__Problem to work on__
Copy out each line of the data holding "name".
--- start Data records ---
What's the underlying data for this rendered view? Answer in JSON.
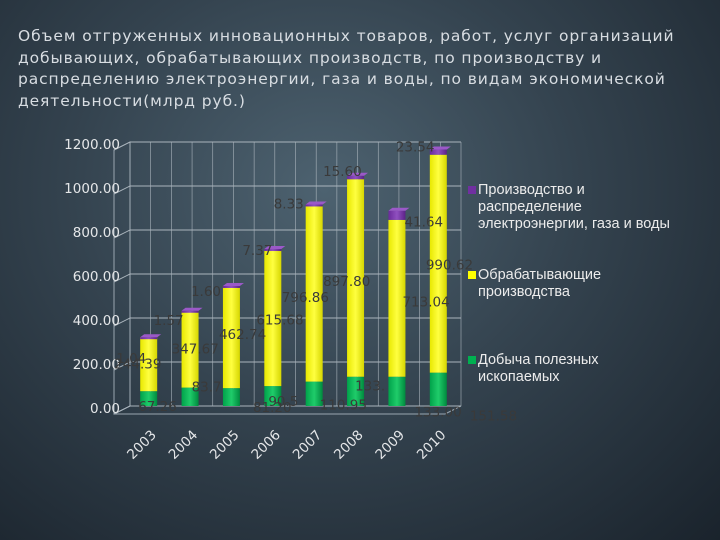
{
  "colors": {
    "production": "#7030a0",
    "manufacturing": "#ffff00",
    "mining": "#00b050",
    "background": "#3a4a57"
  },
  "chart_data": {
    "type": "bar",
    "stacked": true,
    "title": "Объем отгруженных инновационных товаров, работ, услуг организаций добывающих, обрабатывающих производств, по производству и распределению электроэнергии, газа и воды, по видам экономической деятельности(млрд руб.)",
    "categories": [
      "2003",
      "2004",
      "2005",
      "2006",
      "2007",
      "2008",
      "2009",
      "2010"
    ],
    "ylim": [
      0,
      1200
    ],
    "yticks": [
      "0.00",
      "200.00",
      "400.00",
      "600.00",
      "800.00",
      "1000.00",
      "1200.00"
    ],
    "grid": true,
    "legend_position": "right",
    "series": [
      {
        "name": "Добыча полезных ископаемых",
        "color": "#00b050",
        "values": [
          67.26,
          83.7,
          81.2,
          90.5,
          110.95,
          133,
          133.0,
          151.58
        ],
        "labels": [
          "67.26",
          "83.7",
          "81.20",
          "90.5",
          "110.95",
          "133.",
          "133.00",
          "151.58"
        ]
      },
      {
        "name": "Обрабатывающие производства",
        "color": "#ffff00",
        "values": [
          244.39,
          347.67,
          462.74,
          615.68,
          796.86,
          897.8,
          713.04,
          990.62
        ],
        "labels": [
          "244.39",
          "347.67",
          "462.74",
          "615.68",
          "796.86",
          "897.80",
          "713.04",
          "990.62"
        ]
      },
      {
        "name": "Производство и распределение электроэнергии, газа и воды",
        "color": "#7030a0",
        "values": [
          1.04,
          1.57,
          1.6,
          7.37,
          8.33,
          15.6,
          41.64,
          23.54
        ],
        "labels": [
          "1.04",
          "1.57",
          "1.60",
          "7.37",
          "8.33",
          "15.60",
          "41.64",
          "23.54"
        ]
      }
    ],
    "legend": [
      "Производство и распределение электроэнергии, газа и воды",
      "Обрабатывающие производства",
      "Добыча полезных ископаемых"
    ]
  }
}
--- end Data records ---
__The solution__
        "name": "Добыча полезных ископаемых",
        "name": "Обрабатывающие производства",
        "name": "Производство и распределение электроэнергии, газа и воды",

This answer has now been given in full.